> _DATASET_:
-- start --

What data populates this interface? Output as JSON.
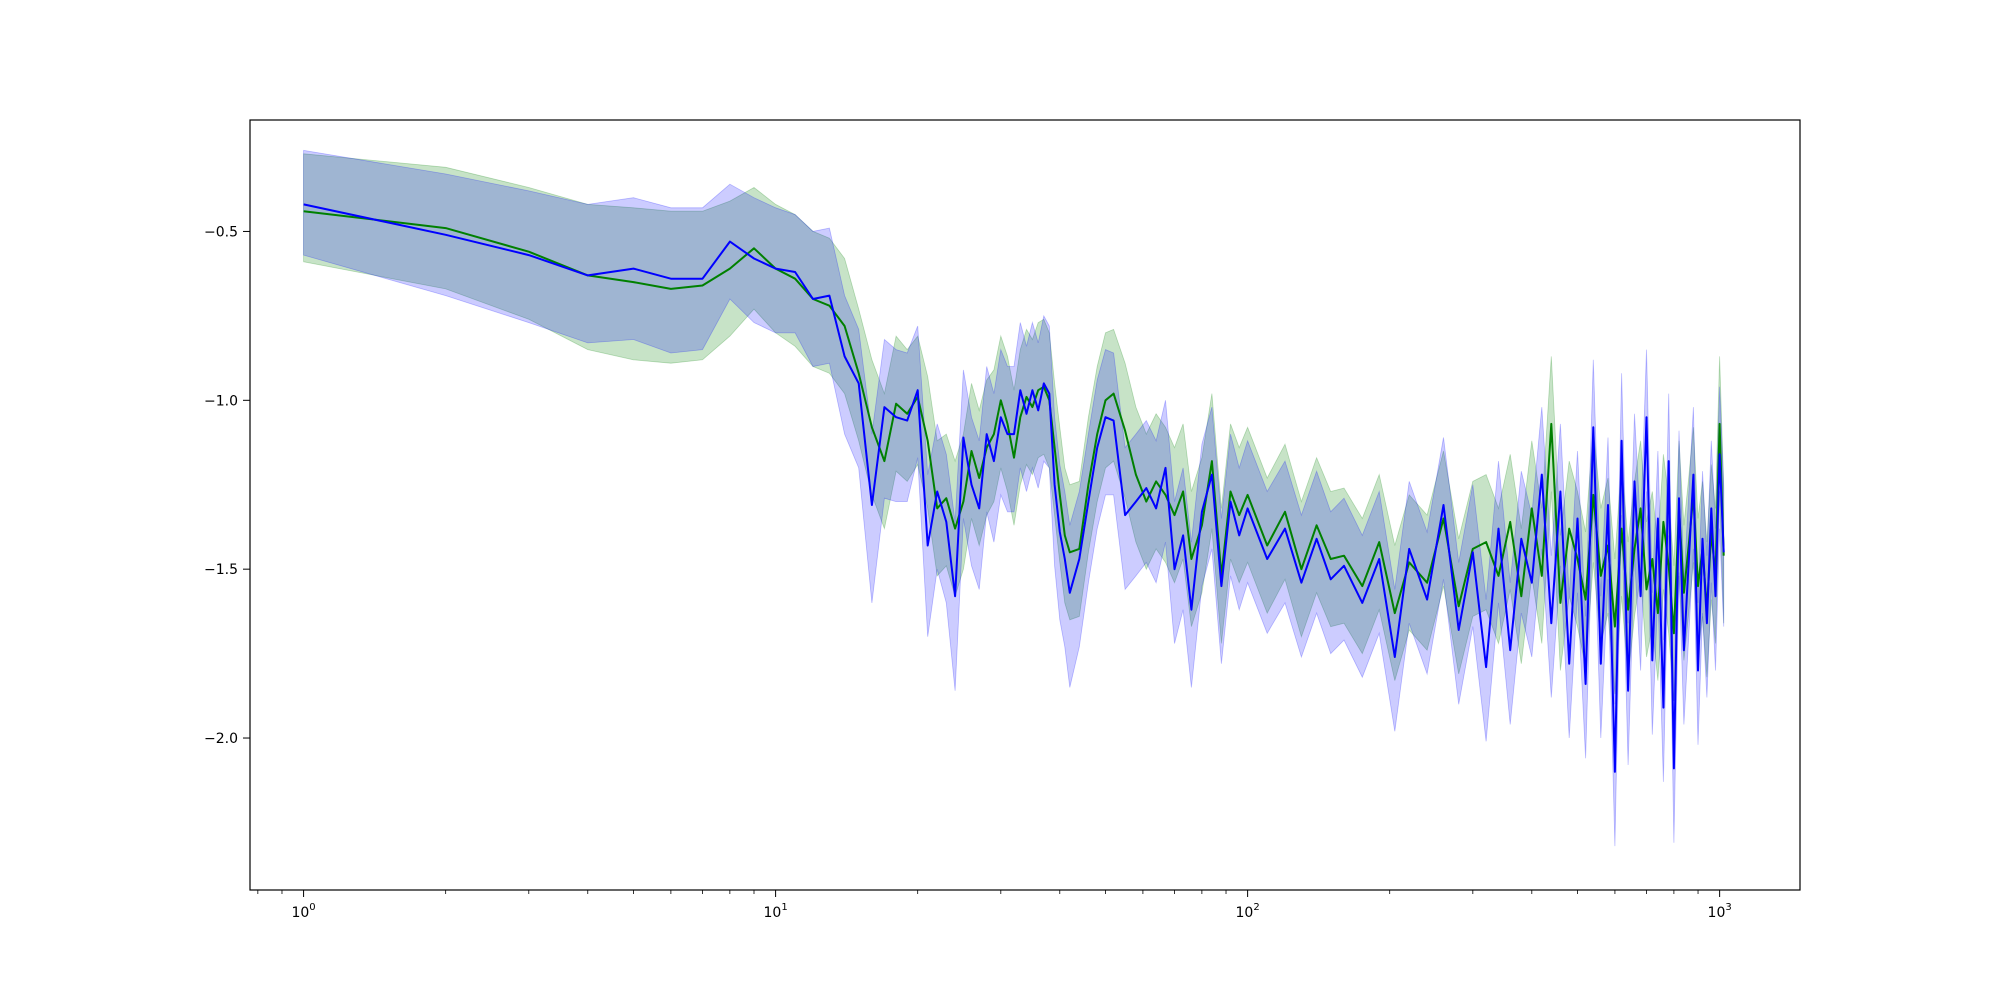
{
  "chart_data": {
    "type": "line",
    "x_scale": "log",
    "xlim": [
      0.77,
      1480
    ],
    "ylim": [
      -2.45,
      -0.17
    ],
    "grid": false,
    "x_ticks": [
      {
        "value": 1,
        "base": "10",
        "exp": "0"
      },
      {
        "value": 10,
        "base": "10",
        "exp": "1"
      },
      {
        "value": 100,
        "base": "10",
        "exp": "2"
      },
      {
        "value": 1000,
        "base": "10",
        "exp": "3"
      }
    ],
    "y_ticks": [
      {
        "value": -0.5,
        "label": "−0.5"
      },
      {
        "value": -1.0,
        "label": "−1.0"
      },
      {
        "value": -1.5,
        "label": "−1.5"
      },
      {
        "value": -2.0,
        "label": "−2.0"
      }
    ],
    "series": [
      {
        "color": "#008000",
        "band_color": "#008000",
        "band_opacity": 0.22,
        "x": [
          1,
          2,
          3,
          4,
          5,
          6,
          7,
          8,
          9,
          10,
          11,
          12,
          13,
          14,
          15,
          16,
          17,
          18,
          19,
          20,
          21,
          22,
          23,
          24,
          25,
          26,
          27,
          28,
          29,
          30,
          31,
          32,
          33,
          34,
          35,
          36,
          37,
          38,
          39,
          40,
          41,
          42,
          44,
          46,
          48,
          50,
          52,
          55,
          58,
          61,
          64,
          67,
          70,
          73,
          76,
          80,
          84,
          88,
          92,
          96,
          100,
          110,
          120,
          130,
          140,
          150,
          160,
          175,
          190,
          205,
          220,
          240,
          260,
          280,
          300,
          320,
          340,
          360,
          380,
          400,
          420,
          440,
          460,
          480,
          500,
          520,
          540,
          560,
          580,
          600,
          620,
          640,
          660,
          680,
          700,
          720,
          740,
          760,
          780,
          800,
          820,
          840,
          860,
          880,
          900,
          920,
          940,
          960,
          980,
          1000,
          1020
        ],
        "y": [
          -0.44,
          -0.49,
          -0.56,
          -0.63,
          -0.65,
          -0.67,
          -0.66,
          -0.61,
          -0.55,
          -0.61,
          -0.64,
          -0.7,
          -0.72,
          -0.78,
          -0.92,
          -1.08,
          -1.18,
          -1.01,
          -1.04,
          -0.99,
          -1.12,
          -1.32,
          -1.29,
          -1.38,
          -1.3,
          -1.15,
          -1.23,
          -1.14,
          -1.1,
          -1.0,
          -1.07,
          -1.17,
          -1.05,
          -0.99,
          -1.02,
          -0.97,
          -0.96,
          -1.0,
          -1.14,
          -1.28,
          -1.4,
          -1.45,
          -1.44,
          -1.25,
          -1.1,
          -1.0,
          -0.98,
          -1.09,
          -1.22,
          -1.3,
          -1.24,
          -1.28,
          -1.34,
          -1.27,
          -1.47,
          -1.37,
          -1.18,
          -1.52,
          -1.27,
          -1.34,
          -1.28,
          -1.43,
          -1.33,
          -1.5,
          -1.37,
          -1.47,
          -1.46,
          -1.55,
          -1.42,
          -1.63,
          -1.48,
          -1.54,
          -1.35,
          -1.61,
          -1.44,
          -1.42,
          -1.52,
          -1.36,
          -1.58,
          -1.32,
          -1.52,
          -1.07,
          -1.6,
          -1.38,
          -1.47,
          -1.59,
          -1.28,
          -1.52,
          -1.43,
          -1.67,
          -1.38,
          -1.62,
          -1.44,
          -1.32,
          -1.56,
          -1.47,
          -1.63,
          -1.36,
          -1.49,
          -1.69,
          -1.32,
          -1.57,
          -1.43,
          -1.28,
          -1.55,
          -1.44,
          -1.62,
          -1.39,
          -1.52,
          -1.07,
          -1.46
        ],
        "upper": [
          -0.27,
          -0.31,
          -0.37,
          -0.42,
          -0.43,
          -0.44,
          -0.44,
          -0.41,
          -0.37,
          -0.42,
          -0.45,
          -0.5,
          -0.52,
          -0.58,
          -0.73,
          -0.88,
          -0.98,
          -0.81,
          -0.85,
          -0.81,
          -0.93,
          -1.12,
          -1.1,
          -1.18,
          -1.1,
          -0.95,
          -1.03,
          -0.94,
          -0.91,
          -0.81,
          -0.87,
          -0.97,
          -0.85,
          -0.79,
          -0.82,
          -0.77,
          -0.76,
          -0.8,
          -0.95,
          -1.08,
          -1.2,
          -1.25,
          -1.24,
          -1.05,
          -0.9,
          -0.8,
          -0.79,
          -0.89,
          -1.02,
          -1.1,
          -1.04,
          -1.08,
          -1.14,
          -1.07,
          -1.27,
          -1.17,
          -0.98,
          -1.32,
          -1.07,
          -1.14,
          -1.08,
          -1.23,
          -1.13,
          -1.3,
          -1.17,
          -1.27,
          -1.26,
          -1.35,
          -1.22,
          -1.43,
          -1.28,
          -1.34,
          -1.15,
          -1.41,
          -1.24,
          -1.22,
          -1.32,
          -1.16,
          -1.38,
          -1.12,
          -1.32,
          -0.87,
          -1.4,
          -1.18,
          -1.27,
          -1.39,
          -1.08,
          -1.32,
          -1.23,
          -1.47,
          -1.18,
          -1.42,
          -1.24,
          -1.12,
          -1.36,
          -1.27,
          -1.43,
          -1.16,
          -1.29,
          -1.49,
          -1.12,
          -1.37,
          -1.23,
          -1.08,
          -1.35,
          -1.24,
          -1.42,
          -1.19,
          -1.32,
          -0.87,
          -1.26
        ],
        "lower": [
          -0.59,
          -0.67,
          -0.76,
          -0.85,
          -0.88,
          -0.89,
          -0.88,
          -0.81,
          -0.73,
          -0.8,
          -0.84,
          -0.9,
          -0.92,
          -0.98,
          -1.12,
          -1.28,
          -1.38,
          -1.21,
          -1.24,
          -1.19,
          -1.32,
          -1.52,
          -1.49,
          -1.58,
          -1.5,
          -1.35,
          -1.43,
          -1.34,
          -1.3,
          -1.2,
          -1.27,
          -1.37,
          -1.25,
          -1.19,
          -1.22,
          -1.17,
          -1.16,
          -1.2,
          -1.34,
          -1.48,
          -1.6,
          -1.65,
          -1.64,
          -1.45,
          -1.3,
          -1.2,
          -1.18,
          -1.29,
          -1.42,
          -1.5,
          -1.44,
          -1.48,
          -1.54,
          -1.47,
          -1.67,
          -1.57,
          -1.38,
          -1.72,
          -1.47,
          -1.54,
          -1.48,
          -1.63,
          -1.53,
          -1.7,
          -1.57,
          -1.67,
          -1.66,
          -1.75,
          -1.62,
          -1.83,
          -1.68,
          -1.74,
          -1.55,
          -1.81,
          -1.64,
          -1.62,
          -1.72,
          -1.56,
          -1.78,
          -1.52,
          -1.72,
          -1.27,
          -1.8,
          -1.58,
          -1.67,
          -1.79,
          -1.48,
          -1.72,
          -1.63,
          -1.87,
          -1.58,
          -1.82,
          -1.64,
          -1.52,
          -1.76,
          -1.67,
          -1.83,
          -1.56,
          -1.69,
          -1.89,
          -1.52,
          -1.77,
          -1.63,
          -1.48,
          -1.75,
          -1.64,
          -1.82,
          -1.59,
          -1.72,
          -1.27,
          -1.66
        ]
      },
      {
        "color": "#0000ff",
        "band_color": "#0000ff",
        "band_opacity": 0.2,
        "x": [
          1,
          2,
          3,
          4,
          5,
          6,
          7,
          8,
          9,
          10,
          11,
          12,
          13,
          14,
          15,
          16,
          17,
          18,
          19,
          20,
          21,
          22,
          23,
          24,
          25,
          26,
          27,
          28,
          29,
          30,
          31,
          32,
          33,
          34,
          35,
          36,
          37,
          38,
          39,
          40,
          41,
          42,
          44,
          46,
          48,
          50,
          52,
          55,
          58,
          61,
          64,
          67,
          70,
          73,
          76,
          80,
          84,
          88,
          92,
          96,
          100,
          110,
          120,
          130,
          140,
          150,
          160,
          175,
          190,
          205,
          220,
          240,
          260,
          280,
          300,
          320,
          340,
          360,
          380,
          400,
          420,
          440,
          460,
          480,
          500,
          520,
          540,
          560,
          580,
          600,
          620,
          640,
          660,
          680,
          700,
          720,
          740,
          760,
          780,
          800,
          820,
          840,
          860,
          880,
          900,
          920,
          940,
          960,
          980,
          1000,
          1020
        ],
        "y": [
          -0.42,
          -0.51,
          -0.57,
          -0.63,
          -0.61,
          -0.64,
          -0.64,
          -0.53,
          -0.58,
          -0.61,
          -0.62,
          -0.7,
          -0.69,
          -0.87,
          -0.95,
          -1.31,
          -1.02,
          -1.05,
          -1.06,
          -0.97,
          -1.43,
          -1.27,
          -1.36,
          -1.58,
          -1.11,
          -1.25,
          -1.32,
          -1.1,
          -1.18,
          -1.05,
          -1.1,
          -1.1,
          -0.97,
          -1.04,
          -0.97,
          -1.03,
          -0.95,
          -0.98,
          -1.25,
          -1.39,
          -1.47,
          -1.57,
          -1.47,
          -1.3,
          -1.14,
          -1.05,
          -1.06,
          -1.34,
          -1.3,
          -1.26,
          -1.32,
          -1.2,
          -1.5,
          -1.4,
          -1.62,
          -1.33,
          -1.22,
          -1.55,
          -1.3,
          -1.4,
          -1.32,
          -1.47,
          -1.38,
          -1.54,
          -1.41,
          -1.53,
          -1.49,
          -1.6,
          -1.47,
          -1.76,
          -1.44,
          -1.59,
          -1.31,
          -1.68,
          -1.45,
          -1.79,
          -1.38,
          -1.74,
          -1.41,
          -1.54,
          -1.22,
          -1.66,
          -1.27,
          -1.78,
          -1.35,
          -1.84,
          -1.08,
          -1.78,
          -1.31,
          -2.1,
          -1.12,
          -1.86,
          -1.24,
          -1.58,
          -1.05,
          -1.77,
          -1.35,
          -1.91,
          -1.18,
          -2.09,
          -1.29,
          -1.74,
          -1.48,
          -1.22,
          -1.8,
          -1.41,
          -1.66,
          -1.32,
          -1.58,
          -1.16,
          -1.45
        ],
        "upper": [
          -0.26,
          -0.33,
          -0.38,
          -0.42,
          -0.4,
          -0.43,
          -0.43,
          -0.36,
          -0.4,
          -0.43,
          -0.45,
          -0.5,
          -0.49,
          -0.69,
          -0.79,
          -1.1,
          -0.82,
          -0.85,
          -0.86,
          -0.78,
          -1.22,
          -1.07,
          -1.16,
          -1.36,
          -0.91,
          -1.05,
          -1.12,
          -0.9,
          -0.98,
          -0.85,
          -0.9,
          -0.9,
          -0.77,
          -0.84,
          -0.77,
          -0.83,
          -0.75,
          -0.78,
          -1.05,
          -1.19,
          -1.27,
          -1.37,
          -1.27,
          -1.1,
          -0.94,
          -0.85,
          -0.86,
          -1.14,
          -1.1,
          -1.06,
          -1.12,
          -1.0,
          -1.3,
          -1.2,
          -1.42,
          -1.13,
          -1.02,
          -1.35,
          -1.1,
          -1.2,
          -1.12,
          -1.27,
          -1.18,
          -1.34,
          -1.21,
          -1.33,
          -1.29,
          -1.4,
          -1.27,
          -1.56,
          -1.24,
          -1.39,
          -1.11,
          -1.48,
          -1.25,
          -1.59,
          -1.18,
          -1.54,
          -1.21,
          -1.34,
          -1.02,
          -1.46,
          -1.07,
          -1.58,
          -1.15,
          -1.64,
          -0.88,
          -1.58,
          -1.11,
          -1.9,
          -0.92,
          -1.66,
          -1.04,
          -1.38,
          -0.85,
          -1.57,
          -1.15,
          -1.71,
          -0.98,
          -1.89,
          -1.09,
          -1.54,
          -1.28,
          -1.02,
          -1.6,
          -1.21,
          -1.46,
          -1.12,
          -1.38,
          -0.96,
          -1.25
        ],
        "lower": [
          -0.57,
          -0.69,
          -0.77,
          -0.83,
          -0.82,
          -0.86,
          -0.85,
          -0.7,
          -0.77,
          -0.8,
          -0.8,
          -0.9,
          -0.89,
          -1.1,
          -1.2,
          -1.6,
          -1.29,
          -1.3,
          -1.3,
          -1.17,
          -1.7,
          -1.5,
          -1.6,
          -1.86,
          -1.35,
          -1.49,
          -1.56,
          -1.33,
          -1.42,
          -1.28,
          -1.33,
          -1.33,
          -1.2,
          -1.27,
          -1.2,
          -1.26,
          -1.18,
          -1.2,
          -1.49,
          -1.65,
          -1.73,
          -1.85,
          -1.73,
          -1.54,
          -1.38,
          -1.28,
          -1.28,
          -1.56,
          -1.52,
          -1.48,
          -1.54,
          -1.42,
          -1.72,
          -1.62,
          -1.85,
          -1.55,
          -1.44,
          -1.78,
          -1.52,
          -1.62,
          -1.54,
          -1.69,
          -1.6,
          -1.76,
          -1.63,
          -1.75,
          -1.71,
          -1.82,
          -1.69,
          -1.98,
          -1.66,
          -1.81,
          -1.53,
          -1.9,
          -1.67,
          -2.01,
          -1.6,
          -1.96,
          -1.63,
          -1.76,
          -1.44,
          -1.88,
          -1.49,
          -2.0,
          -1.57,
          -2.06,
          -1.3,
          -2.0,
          -1.53,
          -2.32,
          -1.34,
          -2.08,
          -1.46,
          -1.8,
          -1.27,
          -1.99,
          -1.57,
          -2.13,
          -1.4,
          -2.31,
          -1.51,
          -1.96,
          -1.7,
          -1.44,
          -2.02,
          -1.63,
          -1.88,
          -1.54,
          -1.8,
          -1.38,
          -1.67
        ]
      }
    ]
  }
}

-- end --

> _EXERCISE DESCRIPTION_: Reply with the number of lines in the material above that contain "value", and nothing more.

> _WRITTEN REPLY_: 8